• PROBLEM DESCRIPTION
Copy out the material below in full, but not its images.

• PROVIDED DATA
::::::::::
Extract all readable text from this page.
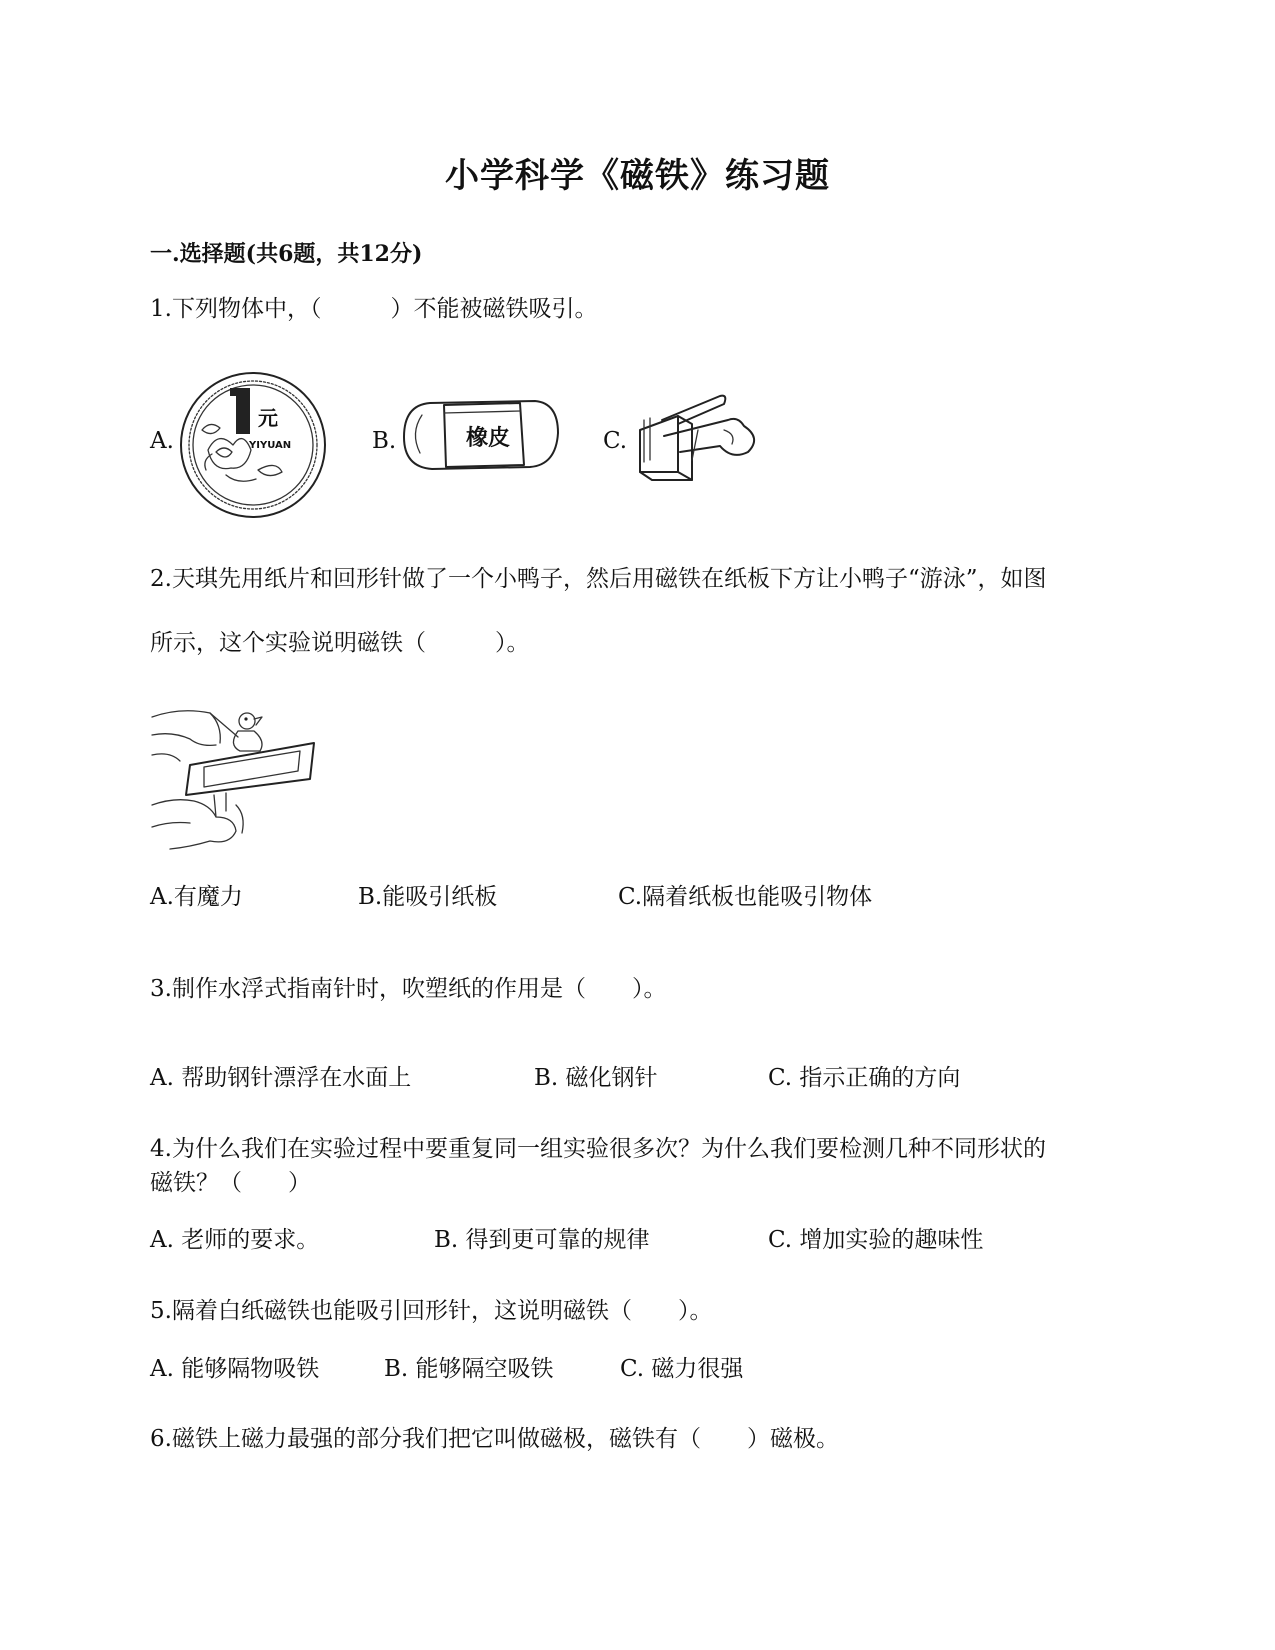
小学科学《磁铁》练习题
一.选择题(共6题，共12分)
1.下列物体中，（　　　）不能被磁铁吸引。
A.
元
YIYUAN	B.	橡皮	C.
2.天琪先用纸片和回形针做了一个小鸭子，然后用磁铁在纸板下方让小鸭子“游泳”，如图
所示，这个实验说明磁铁（　　　）。
A.有魔力	B.能吸引纸板	C.隔着纸板也能吸引物体
3.制作水浮式指南针时，吹塑纸的作用是（　　）。
A. 帮助钢针漂浮在水面上	B. 磁化钢针	C. 指示正确的方向
4.为什么我们在实验过程中要重复同一组实验很多次？为什么我们要检测几种不同形状的
磁铁？（　　）
A. 老师的要求。	B. 得到更可靠的规律	C. 增加实验的趣味性
5.隔着白纸磁铁也能吸引回形针，这说明磁铁（　　）。
A. 能够隔物吸铁	B. 能够隔空吸铁	C. 磁力很强
6.磁铁上磁力最强的部分我们把它叫做磁极，磁铁有（　　）磁极。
::::::::::
• RESPONSE TO THE EXERCISE
Extract all readable text from this page.
小学科学《磁铁》练习题
一.选择题(共6题，共12分)
1.下列物体中，（　　　）不能被磁铁吸引。
A.
元
YIYUAN	B.	橡皮	C.
2.天琪先用纸片和回形针做了一个小鸭子，然后用磁铁在纸板下方让小鸭子“游泳”，如图
所示，这个实验说明磁铁（　　　）。
A.有魔力	B.能吸引纸板	C.隔着纸板也能吸引物体
3.制作水浮式指南针时，吹塑纸的作用是（　　）。
A. 帮助钢针漂浮在水面上	B. 磁化钢针	C. 指示正确的方向
4.为什么我们在实验过程中要重复同一组实验很多次？为什么我们要检测几种不同形状的
磁铁？（　　）
A. 老师的要求。	B. 得到更可靠的规律	C. 增加实验的趣味性
5.隔着白纸磁铁也能吸引回形针，这说明磁铁（　　）。
A. 能够隔物吸铁	B. 能够隔空吸铁	C. 磁力很强
6.磁铁上磁力最强的部分我们把它叫做磁极，磁铁有（　　）磁极。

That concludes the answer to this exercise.